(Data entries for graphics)
===============

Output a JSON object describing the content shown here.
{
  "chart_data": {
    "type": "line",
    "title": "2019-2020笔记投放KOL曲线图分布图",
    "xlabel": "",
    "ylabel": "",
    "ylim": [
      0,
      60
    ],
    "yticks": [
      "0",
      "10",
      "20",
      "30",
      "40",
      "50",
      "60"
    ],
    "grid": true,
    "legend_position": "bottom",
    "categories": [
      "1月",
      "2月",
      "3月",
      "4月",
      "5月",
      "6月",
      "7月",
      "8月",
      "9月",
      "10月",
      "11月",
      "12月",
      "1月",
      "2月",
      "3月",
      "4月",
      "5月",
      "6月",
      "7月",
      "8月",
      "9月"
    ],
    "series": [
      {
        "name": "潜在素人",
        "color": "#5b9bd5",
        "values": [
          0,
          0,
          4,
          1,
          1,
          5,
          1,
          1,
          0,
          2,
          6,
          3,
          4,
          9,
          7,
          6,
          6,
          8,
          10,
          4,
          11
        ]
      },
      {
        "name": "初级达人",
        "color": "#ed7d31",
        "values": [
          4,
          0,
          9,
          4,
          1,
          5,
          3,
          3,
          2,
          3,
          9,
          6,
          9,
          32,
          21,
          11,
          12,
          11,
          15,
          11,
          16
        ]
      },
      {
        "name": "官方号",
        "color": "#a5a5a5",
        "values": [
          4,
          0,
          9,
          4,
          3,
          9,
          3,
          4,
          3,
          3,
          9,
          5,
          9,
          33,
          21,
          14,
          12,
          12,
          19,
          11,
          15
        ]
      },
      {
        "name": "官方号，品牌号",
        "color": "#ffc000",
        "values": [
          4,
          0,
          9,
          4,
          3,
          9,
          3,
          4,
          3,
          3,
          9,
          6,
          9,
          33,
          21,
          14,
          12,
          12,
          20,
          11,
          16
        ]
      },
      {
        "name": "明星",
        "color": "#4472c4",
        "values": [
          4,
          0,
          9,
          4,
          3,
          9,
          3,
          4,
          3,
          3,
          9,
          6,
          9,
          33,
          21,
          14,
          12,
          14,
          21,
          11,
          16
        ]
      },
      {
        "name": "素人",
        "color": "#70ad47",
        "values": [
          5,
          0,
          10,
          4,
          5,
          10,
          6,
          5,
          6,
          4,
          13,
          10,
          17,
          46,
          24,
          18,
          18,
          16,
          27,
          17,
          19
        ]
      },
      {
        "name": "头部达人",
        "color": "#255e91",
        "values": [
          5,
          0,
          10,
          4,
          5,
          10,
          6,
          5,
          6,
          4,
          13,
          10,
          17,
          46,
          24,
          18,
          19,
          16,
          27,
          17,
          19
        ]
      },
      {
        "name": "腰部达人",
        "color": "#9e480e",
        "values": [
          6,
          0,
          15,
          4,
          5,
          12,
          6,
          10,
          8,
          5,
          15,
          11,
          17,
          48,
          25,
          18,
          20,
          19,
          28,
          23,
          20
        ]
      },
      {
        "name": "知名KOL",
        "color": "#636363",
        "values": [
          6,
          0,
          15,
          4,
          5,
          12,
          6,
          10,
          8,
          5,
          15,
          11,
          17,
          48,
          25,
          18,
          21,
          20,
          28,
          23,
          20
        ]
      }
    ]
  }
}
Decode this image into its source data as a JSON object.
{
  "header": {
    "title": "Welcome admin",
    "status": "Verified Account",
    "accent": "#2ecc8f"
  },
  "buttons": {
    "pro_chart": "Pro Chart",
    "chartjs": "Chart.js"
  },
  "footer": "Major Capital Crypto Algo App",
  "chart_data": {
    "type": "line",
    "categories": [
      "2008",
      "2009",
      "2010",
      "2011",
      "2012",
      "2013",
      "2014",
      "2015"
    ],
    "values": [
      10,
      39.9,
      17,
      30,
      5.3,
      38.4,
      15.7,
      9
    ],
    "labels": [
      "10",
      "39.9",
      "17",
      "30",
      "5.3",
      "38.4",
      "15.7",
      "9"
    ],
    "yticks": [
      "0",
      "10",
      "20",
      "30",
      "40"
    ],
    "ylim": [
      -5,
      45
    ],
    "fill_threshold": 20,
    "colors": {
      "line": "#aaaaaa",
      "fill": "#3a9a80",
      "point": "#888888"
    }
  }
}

===============

* _Written problem_:
Reproduce the records above exactly, starting with the line that contains "Decode this image" and ending with the last line.

* _Result for this exercise_:
Decode this image into its source data as a JSON object.
{
  "header": {
    "title": "Welcome admin",
    "status": "Verified Account",
    "accent": "#2ecc8f"
  },
  "buttons": {
    "pro_chart": "Pro Chart",
    "chartjs": "Chart.js"
  },
  "footer": "Major Capital Crypto Algo App",
  "chart_data": {
    "type": "line",
    "categories": [
      "2008",
      "2009",
      "2010",
      "2011",
      "2012",
      "2013",
      "2014",
      "2015"
    ],
    "values": [
      10,
      39.9,
      17,
      30,
      5.3,
      38.4,
      15.7,
      9
    ],
    "labels": [
      "10",
      "39.9",
      "17",
      "30",
      "5.3",
      "38.4",
      "15.7",
      "9"
    ],
    "yticks": [
      "0",
      "10",
      "20",
      "30",
      "40"
    ],
    "ylim": [
      -5,
      45
    ],
    "fill_threshold": 20,
    "colors": {
      "line": "#aaaaaa",
      "fill": "#3a9a80",
      "point": "#888888"
    }
  }
}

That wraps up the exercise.